> BRIEF A: According to the passage on the Smurfy Hollow animation, who was asked to explore the Mary Blair-inspired design idea?

> PAGE:
He also explained that Disney animator Mary Blair inspired some of the film's animation, saying: "Mary was the master when it came to mixing bold shapes & colors. And given that this story is set in the Fall -- a time of year that I absolutely love -- Well, the bold colors that you see in the leaves during this time of year just made taking a Mary Blair-inspired approach to the design of this entire production seem like a natural choice to me. Besides, given that Mary color-designed Disney's own take on The Legend of Sleepy Hollow back in the late 1940s, it only seemed right that Blair's work serve as an influence on Smurfy Hollow as well. So I asked my production designer Sean Eckols to explore this idea and he delivered in spades."

> BRIEF B: Rename "blank-file-icon" to "empty-file-icon" in the records, from their first line up to and including the line with "file-row[interactable]: zb.prt.2 2016/5/27". Return only those lines, with everything else unchanged.

> SUPPLIED ENTRIES:

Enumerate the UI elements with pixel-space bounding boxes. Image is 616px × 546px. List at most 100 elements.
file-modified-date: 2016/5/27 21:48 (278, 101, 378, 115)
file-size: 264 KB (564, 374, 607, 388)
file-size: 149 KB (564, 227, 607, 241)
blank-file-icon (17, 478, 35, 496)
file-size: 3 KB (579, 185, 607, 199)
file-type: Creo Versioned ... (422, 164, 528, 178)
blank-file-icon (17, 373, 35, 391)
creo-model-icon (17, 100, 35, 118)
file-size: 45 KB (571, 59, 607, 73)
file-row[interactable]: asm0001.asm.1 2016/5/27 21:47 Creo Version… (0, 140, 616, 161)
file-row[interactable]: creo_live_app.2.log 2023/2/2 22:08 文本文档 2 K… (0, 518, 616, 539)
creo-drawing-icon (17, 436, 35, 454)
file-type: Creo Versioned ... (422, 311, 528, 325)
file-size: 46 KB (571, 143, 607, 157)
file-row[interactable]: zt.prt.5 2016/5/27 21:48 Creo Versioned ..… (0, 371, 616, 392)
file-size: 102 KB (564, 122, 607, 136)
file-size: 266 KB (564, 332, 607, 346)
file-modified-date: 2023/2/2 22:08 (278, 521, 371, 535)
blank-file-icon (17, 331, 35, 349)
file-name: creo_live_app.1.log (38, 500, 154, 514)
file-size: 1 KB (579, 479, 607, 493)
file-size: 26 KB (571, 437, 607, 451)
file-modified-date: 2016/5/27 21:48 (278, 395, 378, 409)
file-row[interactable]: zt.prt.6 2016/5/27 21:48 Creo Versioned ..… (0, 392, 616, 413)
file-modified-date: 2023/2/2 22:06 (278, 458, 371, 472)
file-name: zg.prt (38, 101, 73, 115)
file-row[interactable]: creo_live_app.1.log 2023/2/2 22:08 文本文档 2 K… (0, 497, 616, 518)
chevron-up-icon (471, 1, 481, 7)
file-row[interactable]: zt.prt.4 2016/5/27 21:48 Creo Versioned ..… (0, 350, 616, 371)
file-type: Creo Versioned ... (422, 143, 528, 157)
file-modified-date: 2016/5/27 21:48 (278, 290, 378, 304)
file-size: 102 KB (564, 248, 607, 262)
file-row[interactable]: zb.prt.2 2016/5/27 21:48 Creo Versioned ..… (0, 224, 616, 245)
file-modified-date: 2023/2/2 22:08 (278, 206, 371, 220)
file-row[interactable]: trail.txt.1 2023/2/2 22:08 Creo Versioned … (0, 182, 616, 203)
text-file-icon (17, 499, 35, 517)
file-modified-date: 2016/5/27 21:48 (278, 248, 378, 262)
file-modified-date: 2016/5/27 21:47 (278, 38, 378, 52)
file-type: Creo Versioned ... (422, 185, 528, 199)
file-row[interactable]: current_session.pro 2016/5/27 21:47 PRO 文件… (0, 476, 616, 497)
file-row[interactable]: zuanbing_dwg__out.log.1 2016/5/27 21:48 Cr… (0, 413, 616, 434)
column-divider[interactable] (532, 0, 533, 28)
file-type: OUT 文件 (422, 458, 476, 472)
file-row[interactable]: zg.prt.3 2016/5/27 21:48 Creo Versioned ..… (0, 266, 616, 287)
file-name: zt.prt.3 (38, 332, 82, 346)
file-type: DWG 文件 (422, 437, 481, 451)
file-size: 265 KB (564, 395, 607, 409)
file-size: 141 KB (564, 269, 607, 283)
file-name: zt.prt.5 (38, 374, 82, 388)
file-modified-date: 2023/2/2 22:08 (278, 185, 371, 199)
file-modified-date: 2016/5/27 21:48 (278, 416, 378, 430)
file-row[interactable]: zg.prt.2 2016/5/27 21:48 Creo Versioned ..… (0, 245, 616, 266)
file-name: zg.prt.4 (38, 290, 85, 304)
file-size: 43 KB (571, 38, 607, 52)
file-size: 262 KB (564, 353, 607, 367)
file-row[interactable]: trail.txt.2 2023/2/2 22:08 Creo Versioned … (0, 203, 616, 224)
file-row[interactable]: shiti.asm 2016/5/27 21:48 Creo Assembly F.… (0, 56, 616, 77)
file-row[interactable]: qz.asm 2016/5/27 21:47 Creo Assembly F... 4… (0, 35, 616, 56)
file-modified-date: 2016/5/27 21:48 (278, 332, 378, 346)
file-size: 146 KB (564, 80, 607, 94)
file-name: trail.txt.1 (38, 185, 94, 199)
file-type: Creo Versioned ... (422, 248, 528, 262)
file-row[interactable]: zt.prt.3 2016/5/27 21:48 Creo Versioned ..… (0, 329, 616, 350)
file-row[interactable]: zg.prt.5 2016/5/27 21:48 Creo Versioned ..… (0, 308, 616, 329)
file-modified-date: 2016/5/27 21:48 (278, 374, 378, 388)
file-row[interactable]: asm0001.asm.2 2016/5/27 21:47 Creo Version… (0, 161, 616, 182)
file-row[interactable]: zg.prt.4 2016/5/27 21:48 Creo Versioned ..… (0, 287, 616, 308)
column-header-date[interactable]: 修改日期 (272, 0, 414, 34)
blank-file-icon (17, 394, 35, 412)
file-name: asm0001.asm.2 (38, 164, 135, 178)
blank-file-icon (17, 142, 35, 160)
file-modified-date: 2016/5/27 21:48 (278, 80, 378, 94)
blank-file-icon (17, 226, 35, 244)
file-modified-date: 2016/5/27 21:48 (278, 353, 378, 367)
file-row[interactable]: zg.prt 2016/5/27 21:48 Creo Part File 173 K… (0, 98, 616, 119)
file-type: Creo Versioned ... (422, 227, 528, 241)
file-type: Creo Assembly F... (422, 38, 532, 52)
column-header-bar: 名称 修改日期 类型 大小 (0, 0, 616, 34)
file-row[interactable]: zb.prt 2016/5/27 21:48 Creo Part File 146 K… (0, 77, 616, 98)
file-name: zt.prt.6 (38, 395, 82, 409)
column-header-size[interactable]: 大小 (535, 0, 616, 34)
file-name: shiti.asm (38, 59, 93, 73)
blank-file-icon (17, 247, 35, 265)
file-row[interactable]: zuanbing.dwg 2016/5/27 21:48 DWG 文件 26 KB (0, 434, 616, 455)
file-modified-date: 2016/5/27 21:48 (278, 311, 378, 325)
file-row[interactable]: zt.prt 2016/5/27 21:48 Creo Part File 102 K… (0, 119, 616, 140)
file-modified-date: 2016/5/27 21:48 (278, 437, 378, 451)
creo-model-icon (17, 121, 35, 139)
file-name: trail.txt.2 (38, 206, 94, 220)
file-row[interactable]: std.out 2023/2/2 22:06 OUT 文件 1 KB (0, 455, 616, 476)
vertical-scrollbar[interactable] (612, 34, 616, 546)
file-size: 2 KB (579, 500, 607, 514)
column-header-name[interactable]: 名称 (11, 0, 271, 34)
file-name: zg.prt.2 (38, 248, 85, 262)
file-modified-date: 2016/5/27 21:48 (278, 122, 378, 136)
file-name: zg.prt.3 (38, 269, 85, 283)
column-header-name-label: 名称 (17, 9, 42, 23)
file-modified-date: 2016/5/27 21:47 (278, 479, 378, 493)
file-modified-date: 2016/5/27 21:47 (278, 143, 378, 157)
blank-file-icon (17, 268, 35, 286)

> CORRECT OUTPUT A: Production designer Sean Eckols

> CORRECT OUTPUT B:
Enumerate the UI elements with pixel-space bounding boxes. Image is 616px × 546px. List at most 100 elements.
file-modified-date: 2016/5/27 21:48 (278, 101, 378, 115)
file-size: 264 KB (564, 374, 607, 388)
file-size: 149 KB (564, 227, 607, 241)
empty-file-icon (17, 478, 35, 496)
file-size: 3 KB (579, 185, 607, 199)
file-type: Creo Versioned ... (422, 164, 528, 178)
empty-file-icon (17, 373, 35, 391)
creo-model-icon (17, 100, 35, 118)
file-size: 45 KB (571, 59, 607, 73)
file-row[interactable]: asm0001.asm.1 2016/5/27 21:47 Creo Version… (0, 140, 616, 161)
file-row[interactable]: creo_live_app.2.log 2023/2/2 22:08 文本文档 2 K… (0, 518, 616, 539)
creo-drawing-icon (17, 436, 35, 454)
file-type: Creo Versioned ... (422, 311, 528, 325)
file-size: 46 KB (571, 143, 607, 157)
file-row[interactable]: zt.prt.5 2016/5/27 21:48 Creo Versioned ..… (0, 371, 616, 392)
file-size: 102 KB (564, 122, 607, 136)
file-size: 266 KB (564, 332, 607, 346)
file-modified-date: 2023/2/2 22:08 (278, 521, 371, 535)
empty-file-icon (17, 331, 35, 349)
file-name: creo_live_app.1.log (38, 500, 154, 514)
file-size: 1 KB (579, 479, 607, 493)
file-size: 26 KB (571, 437, 607, 451)
file-modified-date: 2016/5/27 21:48 (278, 395, 378, 409)
file-row[interactable]: zt.prt.6 2016/5/27 21:48 Creo Versioned ..… (0, 392, 616, 413)
file-modified-date: 2023/2/2 22:06 (278, 458, 371, 472)
file-name: zg.prt (38, 101, 73, 115)
file-row[interactable]: creo_live_app.1.log 2023/2/2 22:08 文本文档 2 K… (0, 497, 616, 518)
chevron-up-icon (471, 1, 481, 7)
file-row[interactable]: zt.prt.4 2016/5/27 21:48 Creo Versioned ..… (0, 350, 616, 371)
file-type: Creo Versioned ... (422, 143, 528, 157)
file-modified-date: 2016/5/27 21:48 (278, 290, 378, 304)
file-size: 102 KB (564, 248, 607, 262)
file-row[interactable]: zb.prt.2 2016/5/27 21:48 Creo Versioned ..… (0, 224, 616, 245)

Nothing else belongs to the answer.